◆ **What you should do**: Quote the whole listing exactly. Leave the pictures out of your copy.

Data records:

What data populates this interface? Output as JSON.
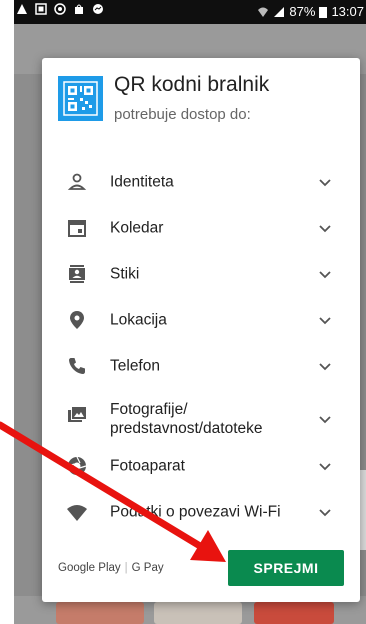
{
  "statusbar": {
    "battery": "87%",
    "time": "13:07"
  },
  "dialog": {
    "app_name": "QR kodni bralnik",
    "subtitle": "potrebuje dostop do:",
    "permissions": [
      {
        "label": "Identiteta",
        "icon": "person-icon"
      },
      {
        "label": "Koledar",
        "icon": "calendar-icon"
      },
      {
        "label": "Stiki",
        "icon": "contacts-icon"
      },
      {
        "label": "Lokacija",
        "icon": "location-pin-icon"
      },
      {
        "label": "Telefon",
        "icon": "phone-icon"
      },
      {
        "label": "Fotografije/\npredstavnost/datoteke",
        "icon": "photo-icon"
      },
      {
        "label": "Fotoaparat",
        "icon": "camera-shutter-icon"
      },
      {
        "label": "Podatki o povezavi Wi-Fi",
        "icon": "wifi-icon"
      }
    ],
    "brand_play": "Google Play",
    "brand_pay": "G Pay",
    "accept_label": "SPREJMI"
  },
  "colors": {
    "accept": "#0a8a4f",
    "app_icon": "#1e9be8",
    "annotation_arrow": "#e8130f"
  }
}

◆ **Task solution**:
What data populates this interface? Output as JSON.
{
  "statusbar": {
    "battery": "87%",
    "time": "13:07"
  },
  "dialog": {
    "app_name": "QR kodni bralnik",
    "subtitle": "potrebuje dostop do:",
    "permissions": [
      {
        "label": "Identiteta",
        "icon": "person-icon"
      },
      {
        "label": "Koledar",
        "icon": "calendar-icon"
      },
      {
        "label": "Stiki",
        "icon": "contacts-icon"
      },
      {
        "label": "Lokacija",
        "icon": "location-pin-icon"
      },
      {
        "label": "Telefon",
        "icon": "phone-icon"
      },
      {
        "label": "Fotografije/\npredstavnost/datoteke",
        "icon": "photo-icon"
      },
      {
        "label": "Fotoaparat",
        "icon": "camera-shutter-icon"
      },
      {
        "label": "Podatki o povezavi Wi-Fi",
        "icon": "wifi-icon"
      }
    ],
    "brand_play": "Google Play",
    "brand_pay": "G Pay",
    "accept_label": "SPREJMI"
  },
  "colors": {
    "accept": "#0a8a4f",
    "app_icon": "#1e9be8",
    "annotation_arrow": "#e8130f"
  }
}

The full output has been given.